▶

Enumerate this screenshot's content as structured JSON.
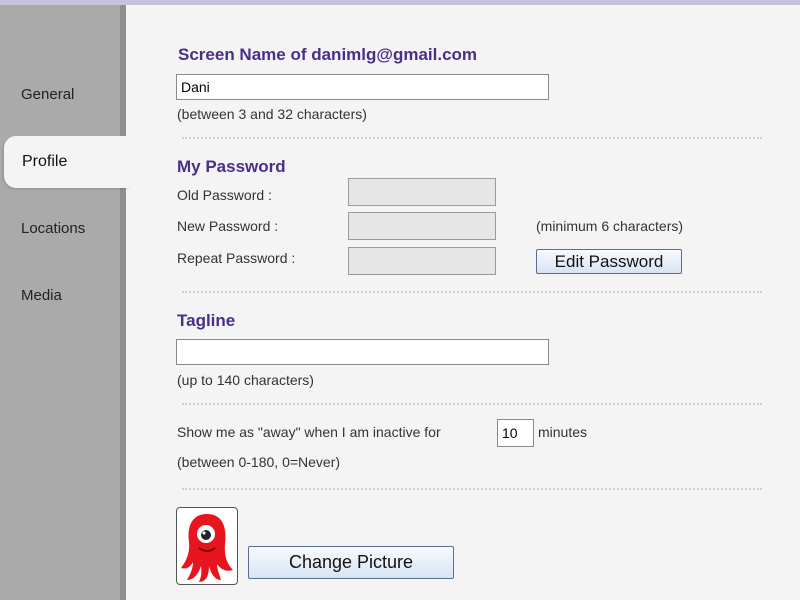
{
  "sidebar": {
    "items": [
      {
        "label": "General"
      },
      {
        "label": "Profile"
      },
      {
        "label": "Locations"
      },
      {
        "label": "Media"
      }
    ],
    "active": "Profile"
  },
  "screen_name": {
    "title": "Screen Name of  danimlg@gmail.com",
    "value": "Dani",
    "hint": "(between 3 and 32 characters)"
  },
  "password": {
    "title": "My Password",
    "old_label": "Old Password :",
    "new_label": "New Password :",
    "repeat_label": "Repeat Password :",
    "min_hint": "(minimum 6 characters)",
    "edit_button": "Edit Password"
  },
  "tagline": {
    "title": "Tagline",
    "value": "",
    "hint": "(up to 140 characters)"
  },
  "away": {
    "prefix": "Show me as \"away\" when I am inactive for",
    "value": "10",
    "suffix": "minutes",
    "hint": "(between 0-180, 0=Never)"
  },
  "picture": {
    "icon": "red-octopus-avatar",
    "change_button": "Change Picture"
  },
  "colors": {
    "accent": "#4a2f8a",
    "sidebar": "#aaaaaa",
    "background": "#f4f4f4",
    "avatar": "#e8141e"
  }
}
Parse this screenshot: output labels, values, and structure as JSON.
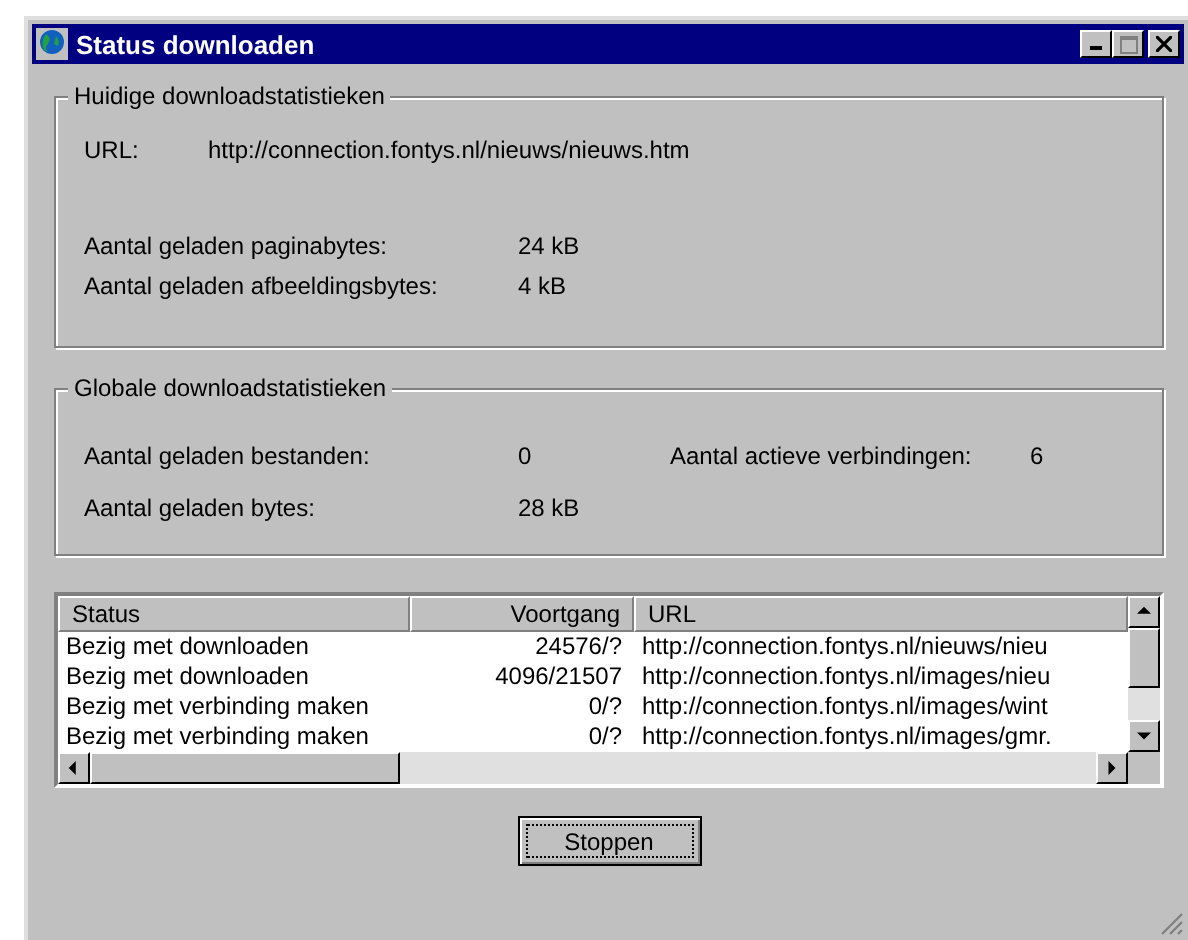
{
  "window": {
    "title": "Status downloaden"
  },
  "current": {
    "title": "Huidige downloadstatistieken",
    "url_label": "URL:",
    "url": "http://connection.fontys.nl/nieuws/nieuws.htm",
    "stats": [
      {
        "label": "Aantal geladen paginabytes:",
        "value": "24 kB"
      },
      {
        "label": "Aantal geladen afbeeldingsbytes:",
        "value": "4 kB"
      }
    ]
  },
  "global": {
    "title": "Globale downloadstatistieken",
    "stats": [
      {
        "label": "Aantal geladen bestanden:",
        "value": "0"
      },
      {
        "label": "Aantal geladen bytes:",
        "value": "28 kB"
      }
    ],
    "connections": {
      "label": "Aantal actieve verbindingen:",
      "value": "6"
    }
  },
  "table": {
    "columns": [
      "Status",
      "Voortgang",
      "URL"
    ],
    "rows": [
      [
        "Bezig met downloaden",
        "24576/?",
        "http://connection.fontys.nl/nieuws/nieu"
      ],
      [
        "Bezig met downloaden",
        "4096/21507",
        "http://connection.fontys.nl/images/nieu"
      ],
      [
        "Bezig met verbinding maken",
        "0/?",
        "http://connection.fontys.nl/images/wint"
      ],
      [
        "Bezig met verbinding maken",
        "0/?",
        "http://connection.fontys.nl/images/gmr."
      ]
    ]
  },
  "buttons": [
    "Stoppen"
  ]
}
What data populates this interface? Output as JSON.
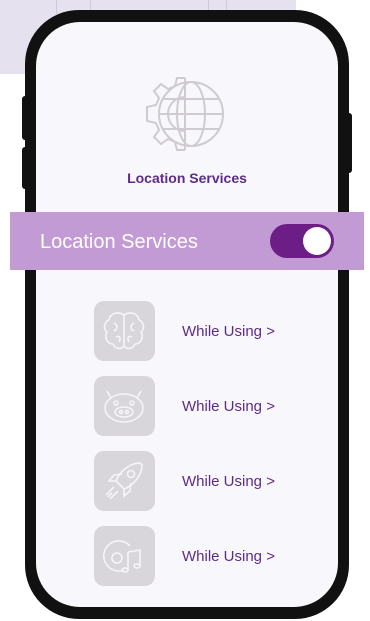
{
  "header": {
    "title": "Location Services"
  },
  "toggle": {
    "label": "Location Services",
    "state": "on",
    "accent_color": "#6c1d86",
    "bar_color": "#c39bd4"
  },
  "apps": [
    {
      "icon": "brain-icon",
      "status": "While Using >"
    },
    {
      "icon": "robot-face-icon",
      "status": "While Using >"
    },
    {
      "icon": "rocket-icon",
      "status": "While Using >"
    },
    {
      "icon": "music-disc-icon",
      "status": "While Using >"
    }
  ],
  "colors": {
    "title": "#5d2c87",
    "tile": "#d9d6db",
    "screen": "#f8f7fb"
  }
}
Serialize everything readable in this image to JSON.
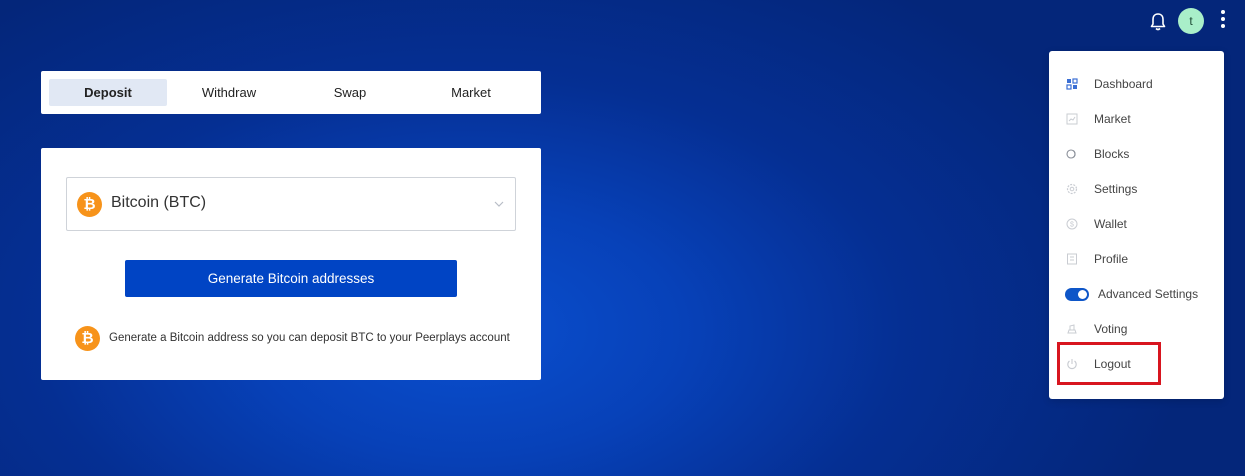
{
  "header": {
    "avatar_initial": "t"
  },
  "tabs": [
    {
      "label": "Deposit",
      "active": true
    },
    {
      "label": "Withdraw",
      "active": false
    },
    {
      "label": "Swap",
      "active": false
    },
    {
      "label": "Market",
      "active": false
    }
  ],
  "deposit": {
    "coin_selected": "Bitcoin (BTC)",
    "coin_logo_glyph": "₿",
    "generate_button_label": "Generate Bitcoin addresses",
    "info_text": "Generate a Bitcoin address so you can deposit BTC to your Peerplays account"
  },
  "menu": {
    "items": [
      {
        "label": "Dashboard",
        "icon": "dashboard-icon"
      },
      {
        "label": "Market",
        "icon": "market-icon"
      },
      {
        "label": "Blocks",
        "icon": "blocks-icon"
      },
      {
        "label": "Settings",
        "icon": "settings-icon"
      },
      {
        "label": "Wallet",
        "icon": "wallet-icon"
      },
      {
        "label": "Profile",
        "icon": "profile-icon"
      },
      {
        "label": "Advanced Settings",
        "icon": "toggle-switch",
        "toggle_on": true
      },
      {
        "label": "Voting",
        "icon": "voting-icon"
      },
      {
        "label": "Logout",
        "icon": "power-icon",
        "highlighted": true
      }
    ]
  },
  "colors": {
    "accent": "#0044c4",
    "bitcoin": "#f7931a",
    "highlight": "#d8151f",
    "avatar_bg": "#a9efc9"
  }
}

◀

Task to carry out:
Every entry above should be duplicated exactly. Do not include the images.

Complete response:
Enumerate this screenshot's content as structured JSON.
{
  "sidebar": {
    "items": [
      {
        "label": "General"
      },
      {
        "label": "Profile"
      },
      {
        "label": "Locations"
      },
      {
        "label": "Media"
      }
    ],
    "active": "Profile"
  },
  "screen_name": {
    "title": "Screen Name of  danimlg@gmail.com",
    "value": "Dani",
    "hint": "(between 3 and 32 characters)"
  },
  "password": {
    "title": "My Password",
    "old_label": "Old Password :",
    "new_label": "New Password :",
    "repeat_label": "Repeat Password :",
    "min_hint": "(minimum 6 characters)",
    "edit_button": "Edit Password"
  },
  "tagline": {
    "title": "Tagline",
    "value": "",
    "hint": "(up to 140 characters)"
  },
  "away": {
    "prefix": "Show me as \"away\" when I am inactive for",
    "value": "10",
    "suffix": "minutes",
    "hint": "(between 0-180, 0=Never)"
  },
  "picture": {
    "icon": "red-octopus-avatar",
    "change_button": "Change Picture"
  },
  "colors": {
    "accent": "#4a2f8a",
    "sidebar": "#aaaaaa",
    "background": "#f4f4f4",
    "avatar": "#e8141e"
  }
}
Parse this screenshot: output labels, values, and structure as JSON.
{
  "window": {
    "title": "Status downloaden"
  },
  "current": {
    "title": "Huidige downloadstatistieken",
    "url_label": "URL:",
    "url": "http://connection.fontys.nl/nieuws/nieuws.htm",
    "stats": [
      {
        "label": "Aantal geladen paginabytes:",
        "value": "24 kB"
      },
      {
        "label": "Aantal geladen afbeeldingsbytes:",
        "value": "4 kB"
      }
    ]
  },
  "global": {
    "title": "Globale downloadstatistieken",
    "stats": [
      {
        "label": "Aantal geladen bestanden:",
        "value": "0"
      },
      {
        "label": "Aantal geladen bytes:",
        "value": "28 kB"
      }
    ],
    "connections": {
      "label": "Aantal actieve verbindingen:",
      "value": "6"
    }
  },
  "table": {
    "columns": [
      "Status",
      "Voortgang",
      "URL"
    ],
    "rows": [
      [
        "Bezig met downloaden",
        "24576/?",
        "http://connection.fontys.nl/nieuws/nieu"
      ],
      [
        "Bezig met downloaden",
        "4096/21507",
        "http://connection.fontys.nl/images/nieu"
      ],
      [
        "Bezig met verbinding maken",
        "0/?",
        "http://connection.fontys.nl/images/wint"
      ],
      [
        "Bezig met verbinding maken",
        "0/?",
        "http://connection.fontys.nl/images/gmr."
      ]
    ]
  },
  "buttons": [
    "Stoppen"
  ]
}
What data populates this interface? Output as JSON.
{
  "header": {
    "title": "Location Services"
  },
  "toggle": {
    "label": "Location Services",
    "state": "on",
    "accent_color": "#6c1d86",
    "bar_color": "#c39bd4"
  },
  "apps": [
    {
      "icon": "brain-icon",
      "status": "While Using >"
    },
    {
      "icon": "robot-face-icon",
      "status": "While Using >"
    },
    {
      "icon": "rocket-icon",
      "status": "While Using >"
    },
    {
      "icon": "music-disc-icon",
      "status": "While Using >"
    }
  ],
  "colors": {
    "title": "#5d2c87",
    "tile": "#d9d6db",
    "screen": "#f8f7fb"
  }
}
Serialize everything readable in this image to JSON.
{
  "header": {
    "avatar_initial": "t"
  },
  "tabs": [
    {
      "label": "Deposit",
      "active": true
    },
    {
      "label": "Withdraw",
      "active": false
    },
    {
      "label": "Swap",
      "active": false
    },
    {
      "label": "Market",
      "active": false
    }
  ],
  "deposit": {
    "coin_selected": "Bitcoin (BTC)",
    "coin_logo_glyph": "₿",
    "generate_button_label": "Generate Bitcoin addresses",
    "info_text": "Generate a Bitcoin address so you can deposit BTC to your Peerplays account"
  },
  "menu": {
    "items": [
      {
        "label": "Dashboard",
        "icon": "dashboard-icon"
      },
      {
        "label": "Market",
        "icon": "market-icon"
      },
      {
        "label": "Blocks",
        "icon": "blocks-icon"
      },
      {
        "label": "Settings",
        "icon": "settings-icon"
      },
      {
        "label": "Wallet",
        "icon": "wallet-icon"
      },
      {
        "label": "Profile",
        "icon": "profile-icon"
      },
      {
        "label": "Advanced Settings",
        "icon": "toggle-switch",
        "toggle_on": true
      },
      {
        "label": "Voting",
        "icon": "voting-icon"
      },
      {
        "label": "Logout",
        "icon": "power-icon",
        "highlighted": true
      }
    ]
  },
  "colors": {
    "accent": "#0044c4",
    "bitcoin": "#f7931a",
    "highlight": "#d8151f",
    "avatar_bg": "#a9efc9"
  }
}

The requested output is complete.